» **GIVEN DATA**:
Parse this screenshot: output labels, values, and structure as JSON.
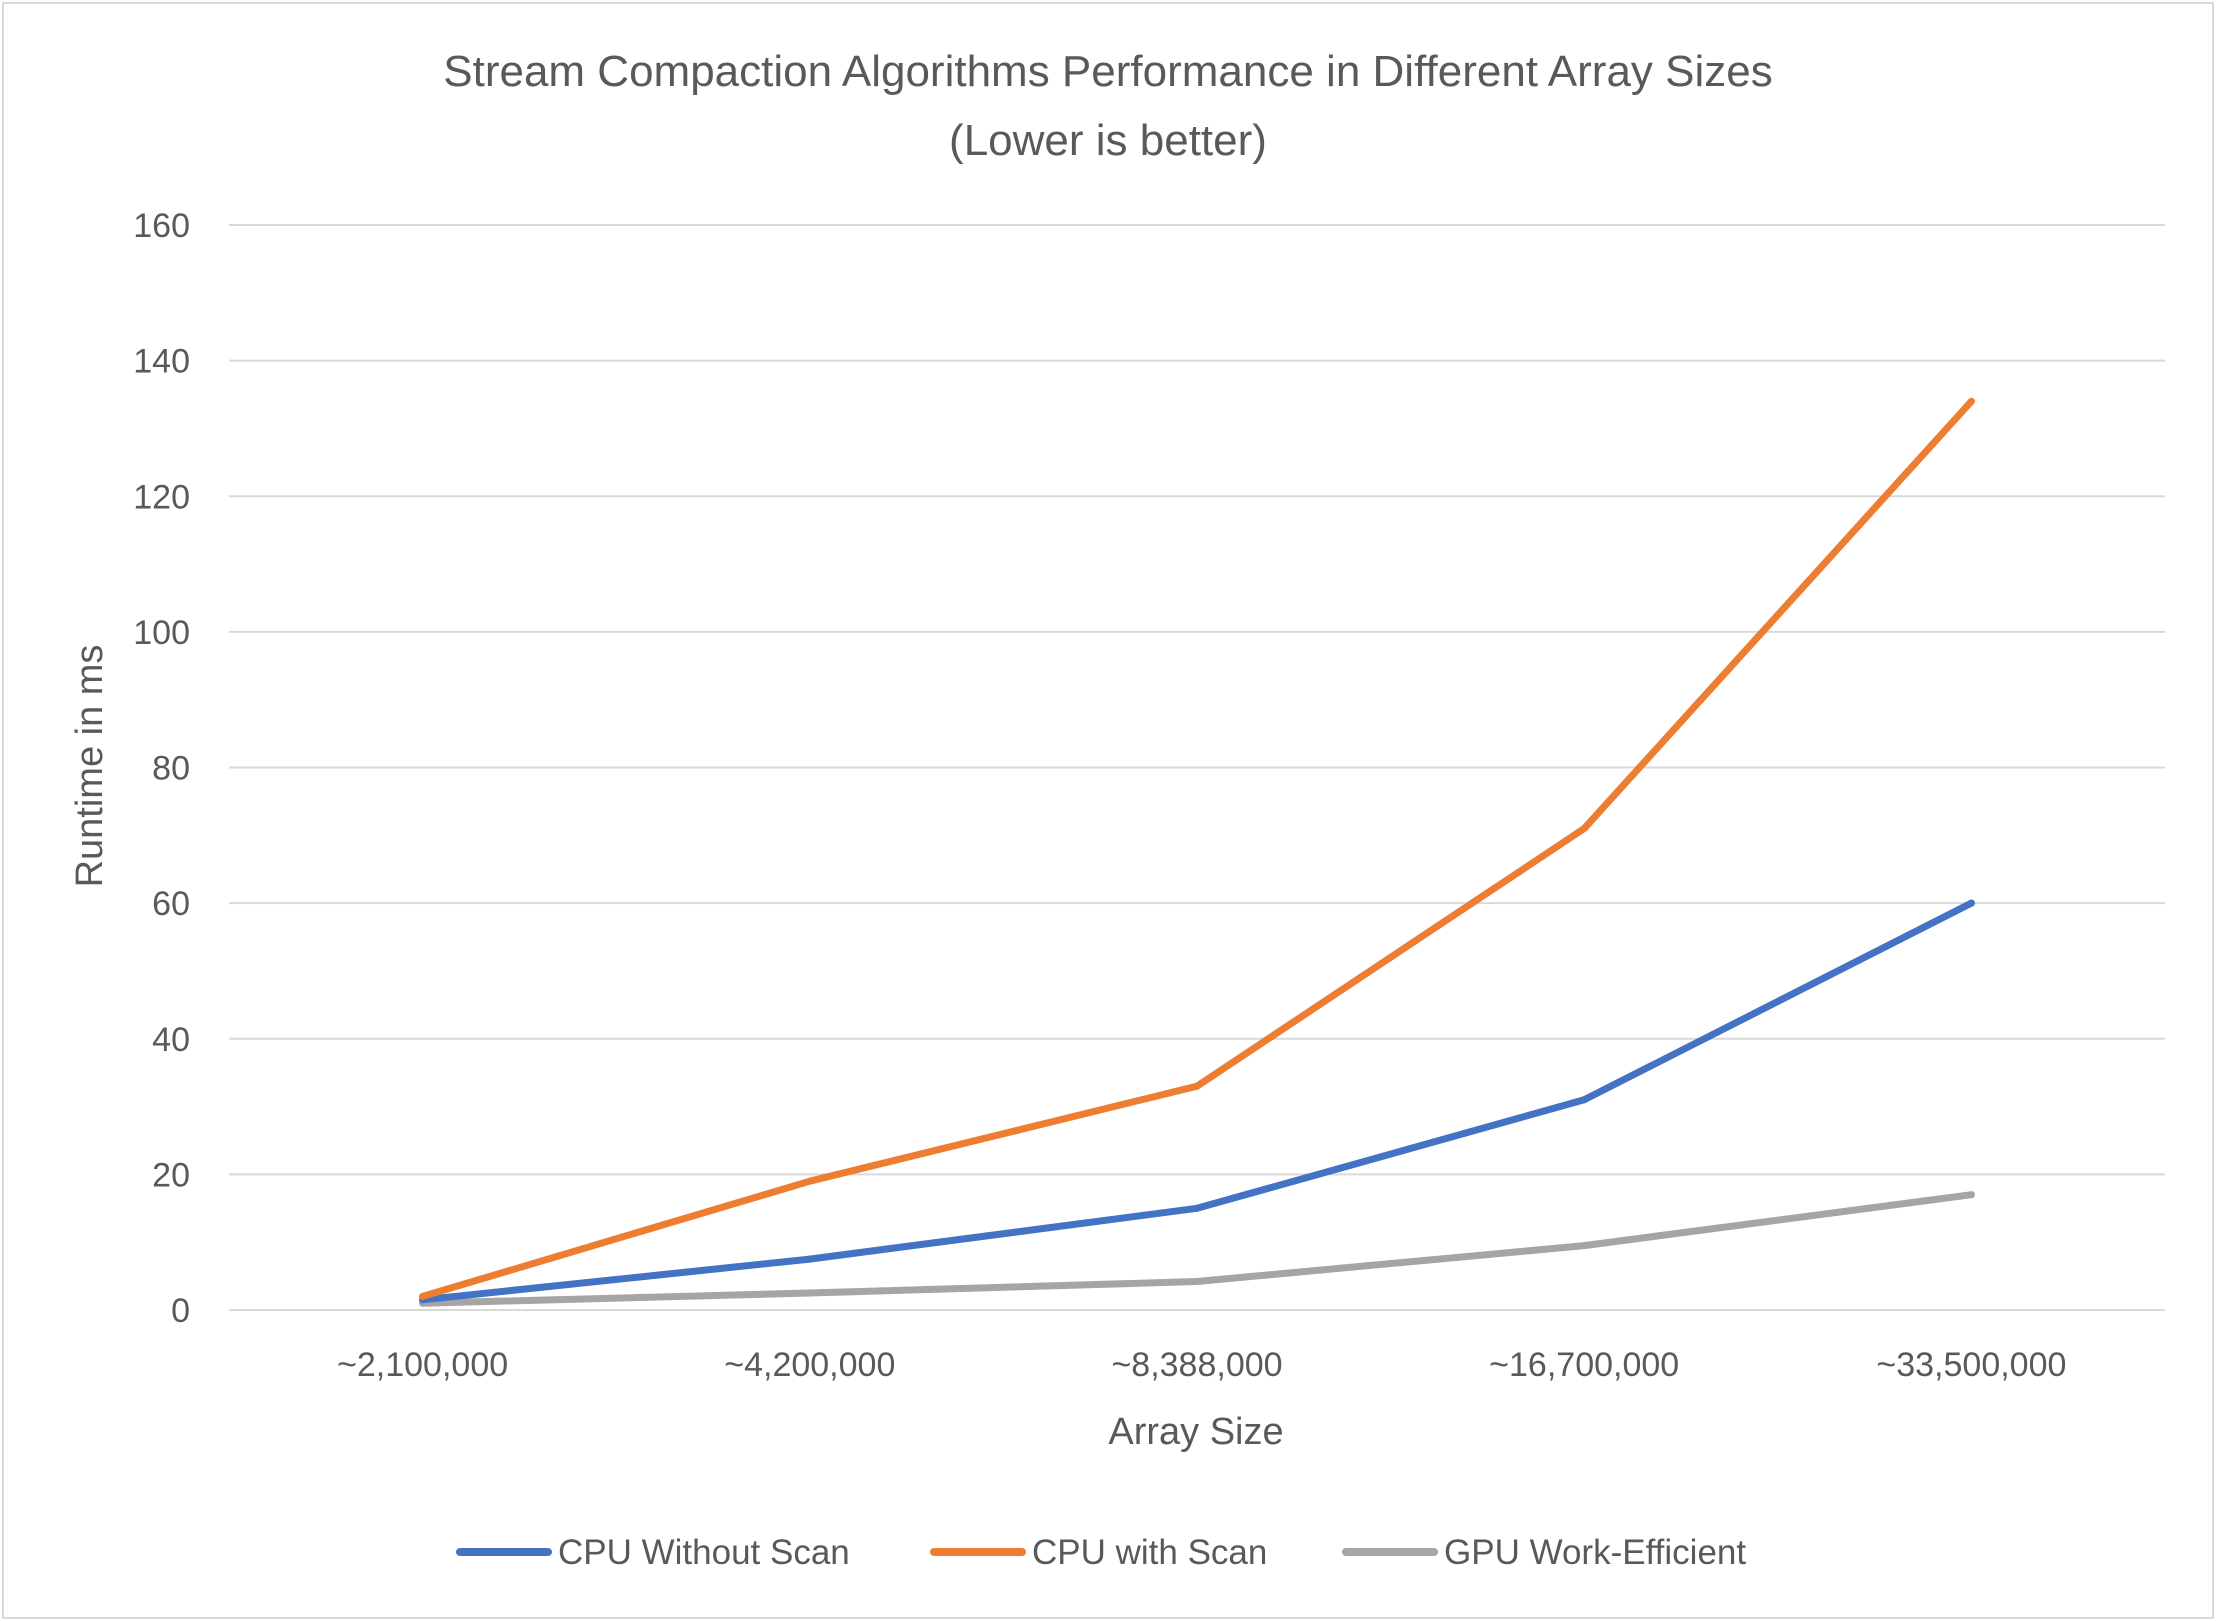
{
  "chart_data": {
    "type": "line",
    "title": "Stream Compaction Algorithms Performance in Different Array Sizes",
    "subtitle": "(Lower is better)",
    "xlabel": "Array Size",
    "ylabel": "Runtime in ms",
    "categories": [
      "~2,100,000",
      "~4,200,000",
      "~8,388,000",
      "~16,700,000",
      "~33,500,000"
    ],
    "ylim": [
      0,
      160
    ],
    "yticks": [
      0,
      20,
      40,
      60,
      80,
      100,
      120,
      140,
      160
    ],
    "grid": true,
    "legend_position": "bottom",
    "series": [
      {
        "name": "CPU Without Scan",
        "color": "#4472c4",
        "values": [
          1.5,
          7.5,
          15,
          31,
          60
        ]
      },
      {
        "name": "CPU with Scan",
        "color": "#ed7d31",
        "values": [
          2,
          19,
          33,
          71,
          134
        ]
      },
      {
        "name": "GPU Work-Efficient",
        "color": "#a5a5a5",
        "values": [
          1,
          2.5,
          4.2,
          9.5,
          17
        ]
      }
    ]
  }
}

» **TASK DETAILS**: Go through the material above and count the lines that contain "Array"; give that number alone.

» **SOLUTION TO THE PROBLEM**: 2